_Task goal:_
Pull every line containing the word "Episcopus" from the records.

_Task material:_
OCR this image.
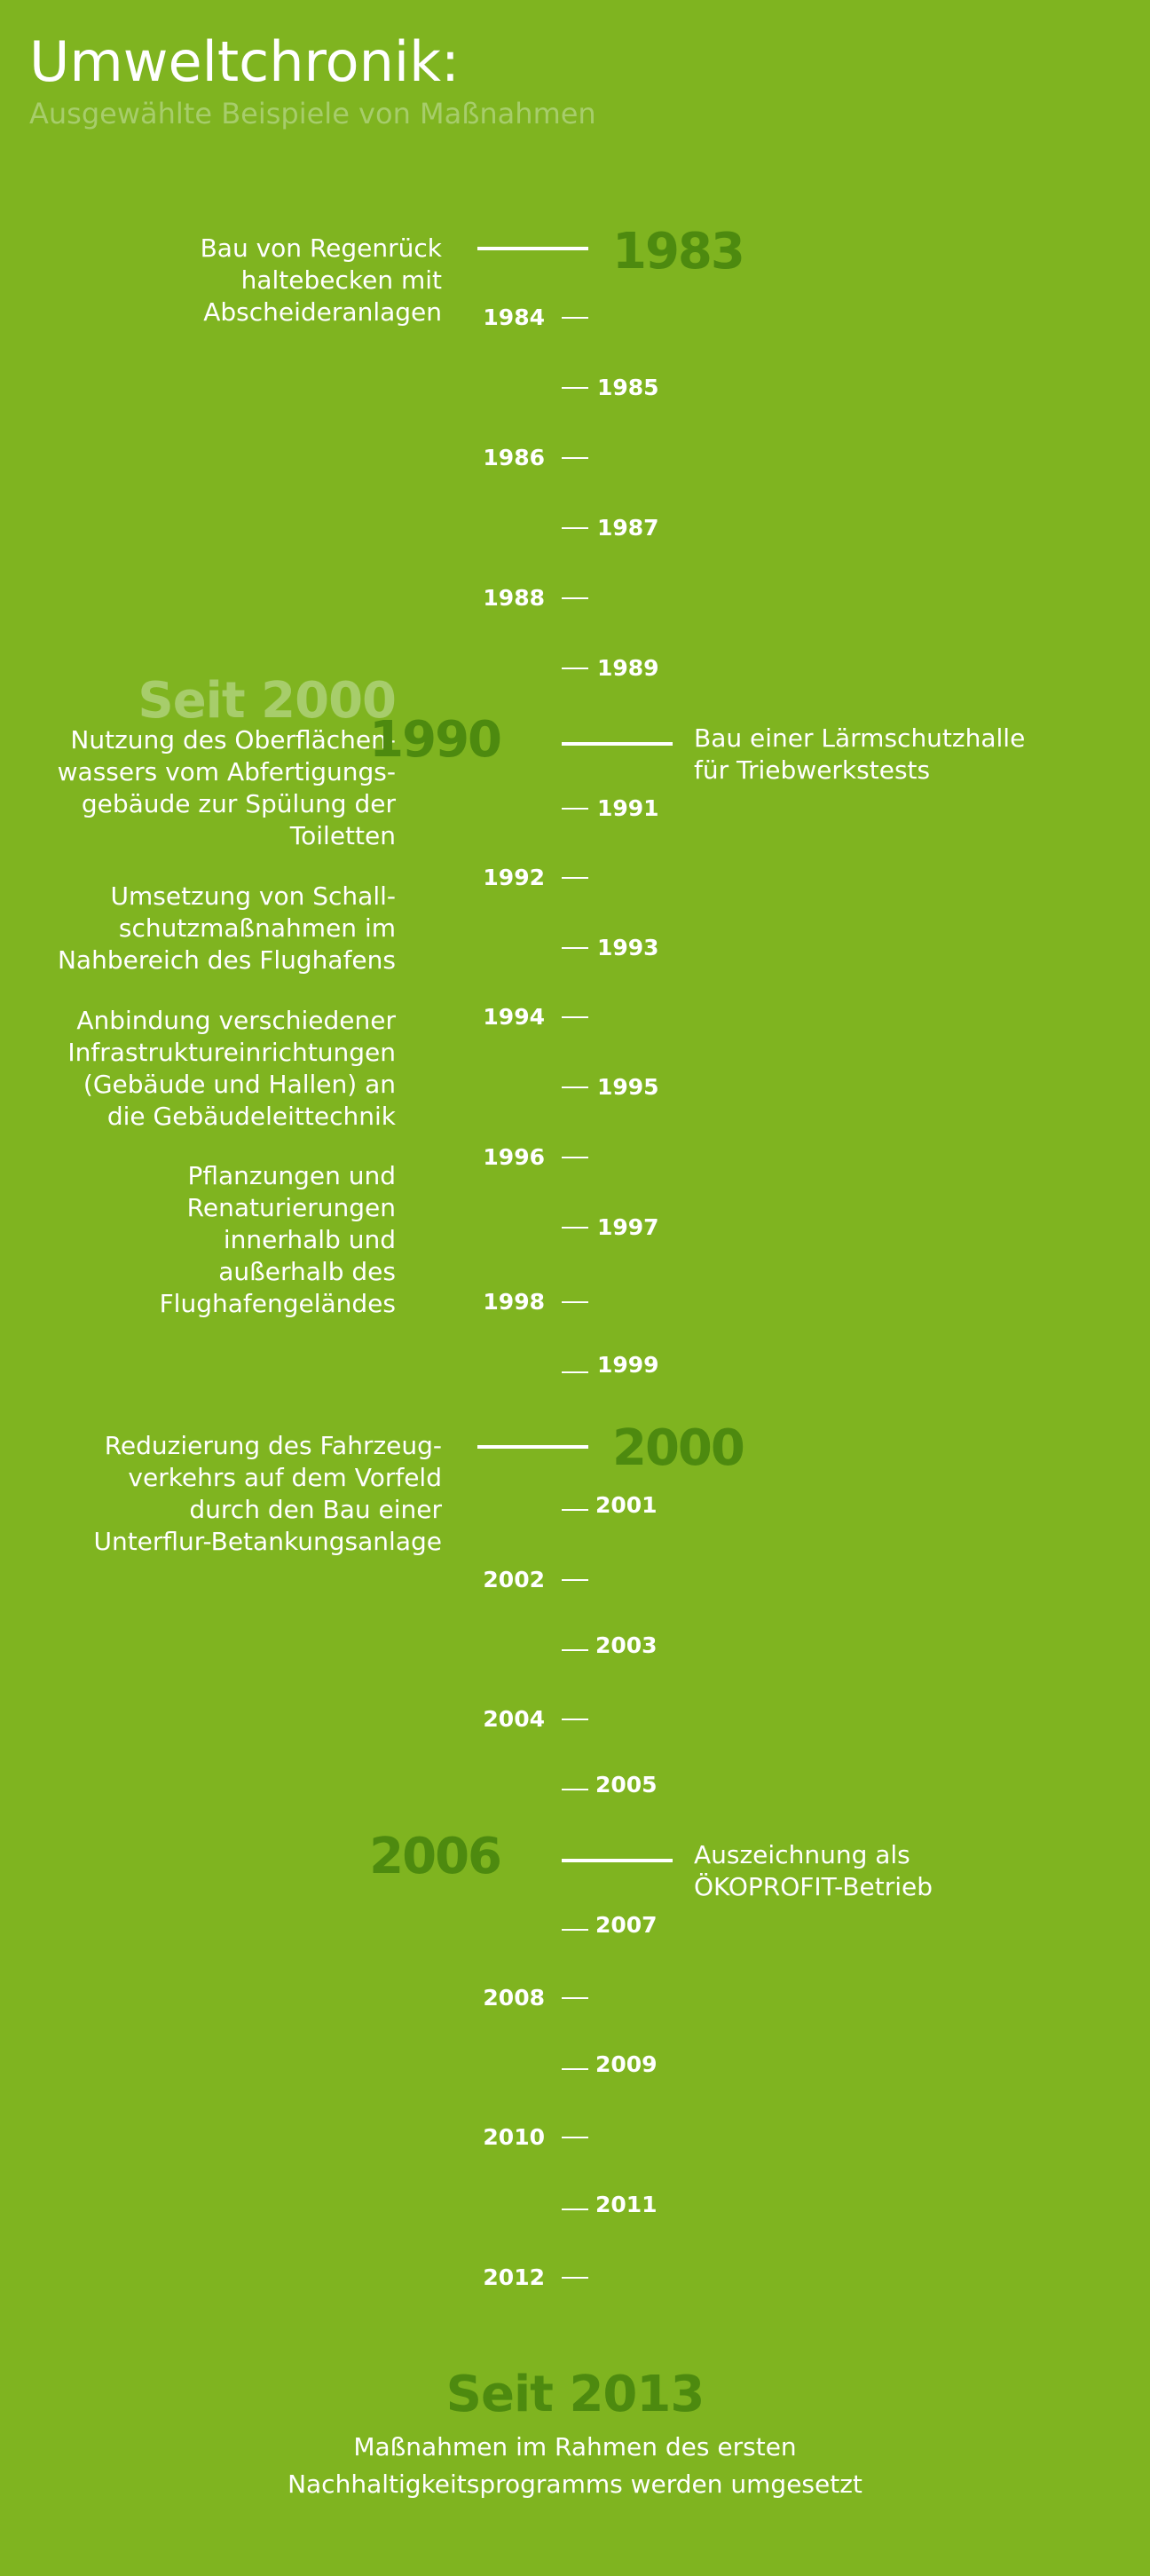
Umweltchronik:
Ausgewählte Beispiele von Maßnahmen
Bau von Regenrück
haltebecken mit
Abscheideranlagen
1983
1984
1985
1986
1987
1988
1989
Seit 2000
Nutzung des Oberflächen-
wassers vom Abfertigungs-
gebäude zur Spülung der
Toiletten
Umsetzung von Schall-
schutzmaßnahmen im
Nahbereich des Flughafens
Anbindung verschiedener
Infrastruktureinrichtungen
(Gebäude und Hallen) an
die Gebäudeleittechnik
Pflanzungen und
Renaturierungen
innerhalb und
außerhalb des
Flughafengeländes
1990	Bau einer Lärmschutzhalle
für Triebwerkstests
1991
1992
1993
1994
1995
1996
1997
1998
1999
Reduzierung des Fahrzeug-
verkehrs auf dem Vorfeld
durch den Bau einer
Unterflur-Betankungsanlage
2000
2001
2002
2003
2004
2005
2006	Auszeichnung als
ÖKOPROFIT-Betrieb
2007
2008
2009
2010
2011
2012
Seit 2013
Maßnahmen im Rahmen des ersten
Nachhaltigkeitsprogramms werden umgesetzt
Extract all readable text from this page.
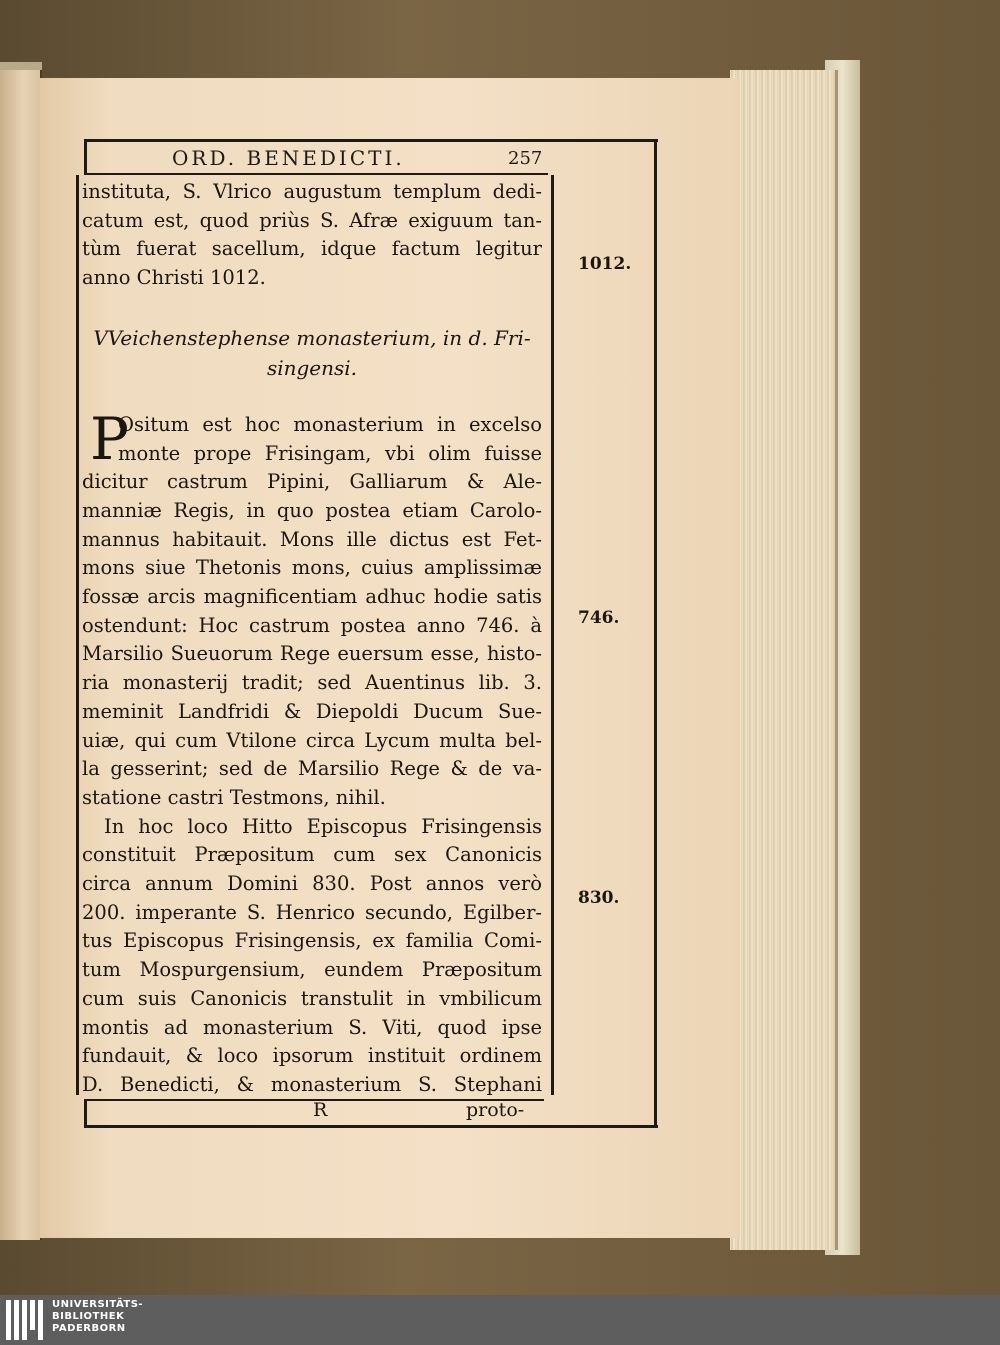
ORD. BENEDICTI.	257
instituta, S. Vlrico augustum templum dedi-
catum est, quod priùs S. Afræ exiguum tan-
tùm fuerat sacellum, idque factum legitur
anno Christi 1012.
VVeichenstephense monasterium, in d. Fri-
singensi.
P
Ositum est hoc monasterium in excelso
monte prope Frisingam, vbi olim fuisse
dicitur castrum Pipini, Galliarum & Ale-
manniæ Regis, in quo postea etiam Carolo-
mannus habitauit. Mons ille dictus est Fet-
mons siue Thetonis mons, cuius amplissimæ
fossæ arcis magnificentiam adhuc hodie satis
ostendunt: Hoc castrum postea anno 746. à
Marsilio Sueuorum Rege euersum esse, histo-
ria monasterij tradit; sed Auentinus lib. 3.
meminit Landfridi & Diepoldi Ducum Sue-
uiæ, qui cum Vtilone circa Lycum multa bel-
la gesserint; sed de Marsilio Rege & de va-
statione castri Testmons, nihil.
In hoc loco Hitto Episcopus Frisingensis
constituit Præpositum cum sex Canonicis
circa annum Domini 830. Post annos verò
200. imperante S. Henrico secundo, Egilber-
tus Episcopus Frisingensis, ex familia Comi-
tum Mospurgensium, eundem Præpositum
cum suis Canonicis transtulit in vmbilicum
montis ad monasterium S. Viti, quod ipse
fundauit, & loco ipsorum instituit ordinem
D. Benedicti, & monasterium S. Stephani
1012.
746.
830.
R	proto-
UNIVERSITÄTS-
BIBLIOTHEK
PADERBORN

_Correct answer:_
In hoc loco Hitto Episcopus Frisingensis
tus Episcopus Frisingensis, ex familia Comi-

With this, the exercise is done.